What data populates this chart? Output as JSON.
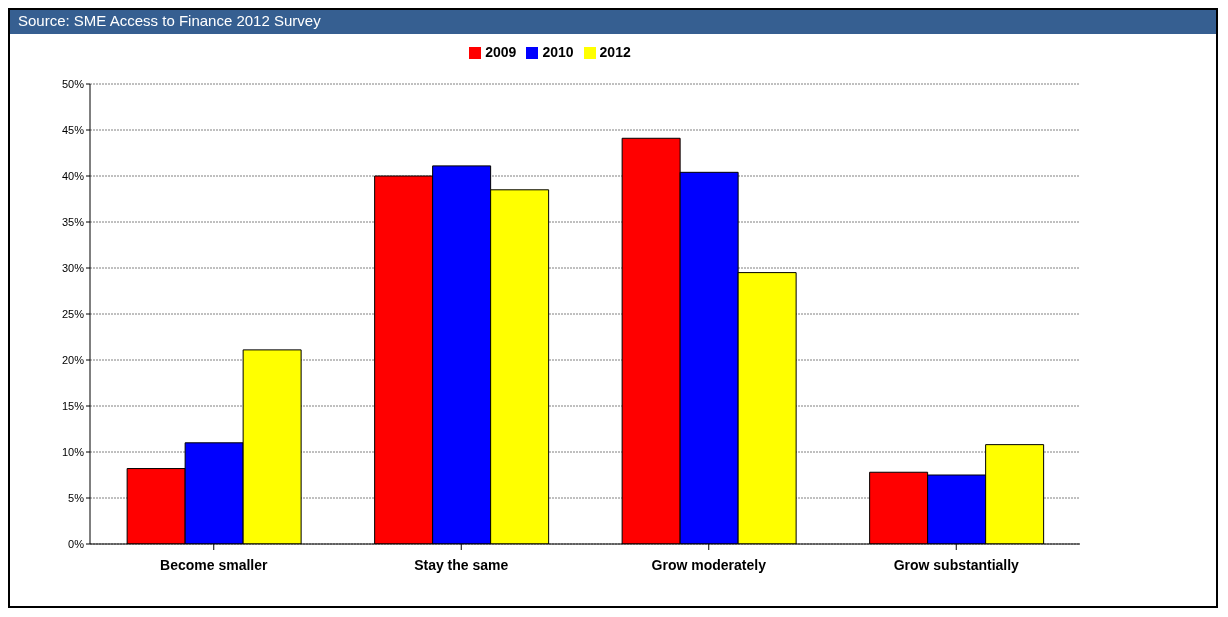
{
  "chart_data": {
    "type": "bar",
    "annotations": [
      "Source: SME Access to Finance 2012 Survey"
    ],
    "categories": [
      "Become smaller",
      "Stay the same",
      "Grow moderately",
      "Grow substantially"
    ],
    "series": [
      {
        "name": "2009",
        "color": "#ff0000",
        "values": [
          8.2,
          40.0,
          44.1,
          7.8
        ]
      },
      {
        "name": "2010",
        "color": "#0000ff",
        "values": [
          11.0,
          41.1,
          40.4,
          7.5
        ]
      },
      {
        "name": "2012",
        "color": "#ffff00",
        "values": [
          21.1,
          38.5,
          29.5,
          10.8
        ]
      }
    ],
    "ylim": [
      0,
      50
    ],
    "yticks": [
      {
        "value": 0,
        "label": "0%"
      },
      {
        "value": 5,
        "label": "5%"
      },
      {
        "value": 10,
        "label": "10%"
      },
      {
        "value": 15,
        "label": "15%"
      },
      {
        "value": 20,
        "label": "20%"
      },
      {
        "value": 25,
        "label": "25%"
      },
      {
        "value": 30,
        "label": "30%"
      },
      {
        "value": 35,
        "label": "35%"
      },
      {
        "value": 40,
        "label": "40%"
      },
      {
        "value": 45,
        "label": "45%"
      },
      {
        "value": 50,
        "label": "50%"
      }
    ],
    "grid": "y",
    "legend": "top"
  }
}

----

Problem statement. Copy all the entries word for word. Omit any pictures.

Full output.
What data populates this chart? Output as JSON.
{
  "chart_data": {
    "type": "bar",
    "annotations": [
      "Source: SME Access to Finance 2012 Survey"
    ],
    "categories": [
      "Become smaller",
      "Stay the same",
      "Grow moderately",
      "Grow substantially"
    ],
    "series": [
      {
        "name": "2009",
        "color": "#ff0000",
        "values": [
          8.2,
          40.0,
          44.1,
          7.8
        ]
      },
      {
        "name": "2010",
        "color": "#0000ff",
        "values": [
          11.0,
          41.1,
          40.4,
          7.5
        ]
      },
      {
        "name": "2012",
        "color": "#ffff00",
        "values": [
          21.1,
          38.5,
          29.5,
          10.8
        ]
      }
    ],
    "ylim": [
      0,
      50
    ],
    "yticks": [
      {
        "value": 0,
        "label": "0%"
      },
      {
        "value": 5,
        "label": "5%"
      },
      {
        "value": 10,
        "label": "10%"
      },
      {
        "value": 15,
        "label": "15%"
      },
      {
        "value": 20,
        "label": "20%"
      },
      {
        "value": 25,
        "label": "25%"
      },
      {
        "value": 30,
        "label": "30%"
      },
      {
        "value": 35,
        "label": "35%"
      },
      {
        "value": 40,
        "label": "40%"
      },
      {
        "value": 45,
        "label": "45%"
      },
      {
        "value": 50,
        "label": "50%"
      }
    ],
    "grid": "y",
    "legend": "top"
  }
}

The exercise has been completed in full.